--- begin ---
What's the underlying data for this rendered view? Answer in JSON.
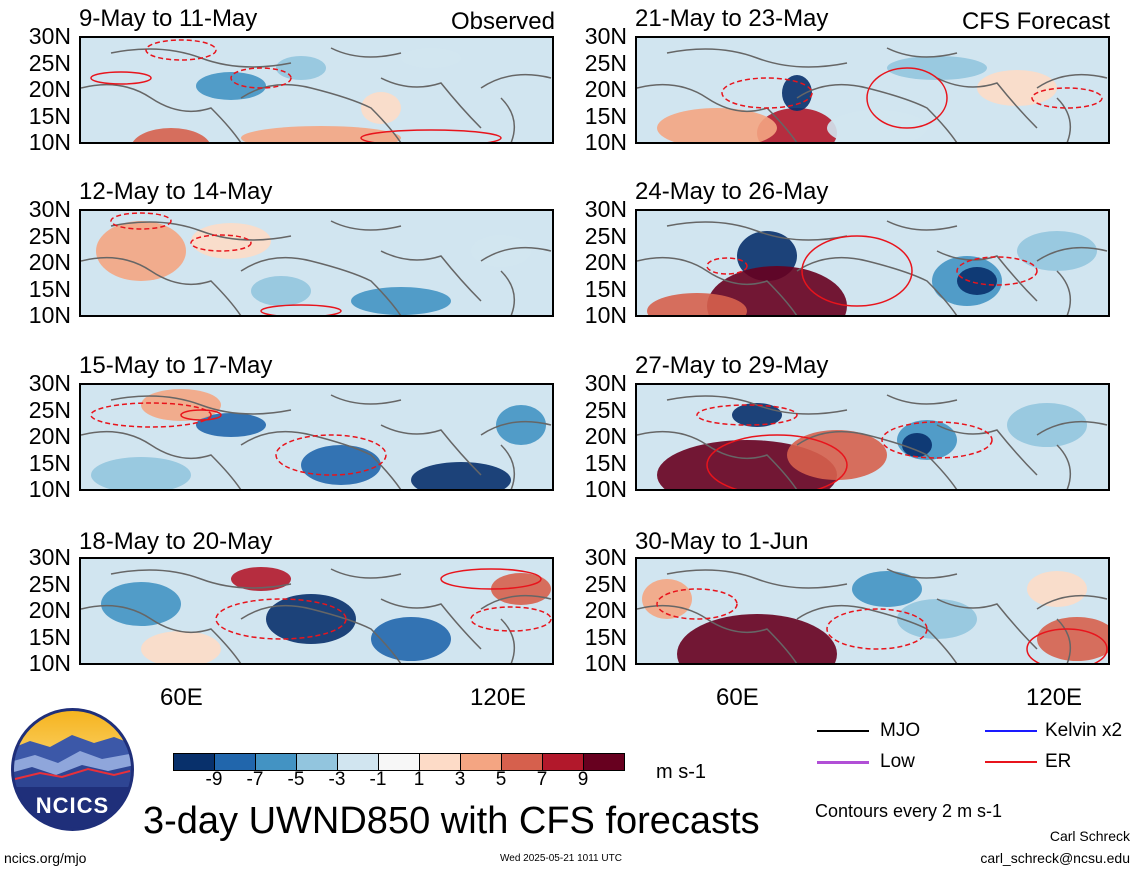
{
  "left_tag": "Observed",
  "right_tag": "CFS Forecast",
  "panels_left": [
    {
      "title": "9-May to 11-May"
    },
    {
      "title": "12-May to 14-May"
    },
    {
      "title": "15-May to 17-May"
    },
    {
      "title": "18-May to 20-May"
    }
  ],
  "panels_right": [
    {
      "title": "21-May to 23-May"
    },
    {
      "title": "24-May to 26-May"
    },
    {
      "title": "27-May to 29-May"
    },
    {
      "title": "30-May to 1-Jun"
    }
  ],
  "lat_labels": [
    "30N",
    "25N",
    "20N",
    "15N",
    "10N"
  ],
  "lon_labels": [
    "60E",
    "120E"
  ],
  "colorbar": {
    "ticks": [
      "-9",
      "-7",
      "-5",
      "-3",
      "-1",
      "1",
      "3",
      "5",
      "7",
      "9"
    ],
    "colors": [
      "#08306b",
      "#2166ac",
      "#4393c3",
      "#92c5de",
      "#d1e5f0",
      "#f7f7f7",
      "#fddbc7",
      "#f4a582",
      "#d6604d",
      "#b2182b",
      "#67001f"
    ],
    "units": "m s-1"
  },
  "legend": {
    "mjo": "MJO",
    "kelvin": "Kelvin x2",
    "low": "Low",
    "er": "ER",
    "contours_note": "Contours every 2 m s-1"
  },
  "main_title": "3-day UWND850 with CFS forecasts",
  "logo_text": "NCICS",
  "footer": {
    "url": "ncics.org/mjo",
    "timestamp": "Wed 2025-05-21 1011 UTC",
    "author": "Carl Schreck",
    "email": "carl_schreck@ncsu.edu"
  }
}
--- end ---
# REQUIRED TASK
Leave out the pictures and transcribe the entries above exactly.

# SOLUTION TO THIS TASK
What's the underlying data for this rendered view? Answer in JSON.
{
  "left_tag": "Observed",
  "right_tag": "CFS Forecast",
  "panels_left": [
    {
      "title": "9-May to 11-May"
    },
    {
      "title": "12-May to 14-May"
    },
    {
      "title": "15-May to 17-May"
    },
    {
      "title": "18-May to 20-May"
    }
  ],
  "panels_right": [
    {
      "title": "21-May to 23-May"
    },
    {
      "title": "24-May to 26-May"
    },
    {
      "title": "27-May to 29-May"
    },
    {
      "title": "30-May to 1-Jun"
    }
  ],
  "lat_labels": [
    "30N",
    "25N",
    "20N",
    "15N",
    "10N"
  ],
  "lon_labels": [
    "60E",
    "120E"
  ],
  "colorbar": {
    "ticks": [
      "-9",
      "-7",
      "-5",
      "-3",
      "-1",
      "1",
      "3",
      "5",
      "7",
      "9"
    ],
    "colors": [
      "#08306b",
      "#2166ac",
      "#4393c3",
      "#92c5de",
      "#d1e5f0",
      "#f7f7f7",
      "#fddbc7",
      "#f4a582",
      "#d6604d",
      "#b2182b",
      "#67001f"
    ],
    "units": "m s-1"
  },
  "legend": {
    "mjo": "MJO",
    "kelvin": "Kelvin x2",
    "low": "Low",
    "er": "ER",
    "contours_note": "Contours every 2 m s-1"
  },
  "main_title": "3-day UWND850 with CFS forecasts",
  "logo_text": "NCICS",
  "footer": {
    "url": "ncics.org/mjo",
    "timestamp": "Wed 2025-05-21 1011 UTC",
    "author": "Carl Schreck",
    "email": "carl_schreck@ncsu.edu"
  }
}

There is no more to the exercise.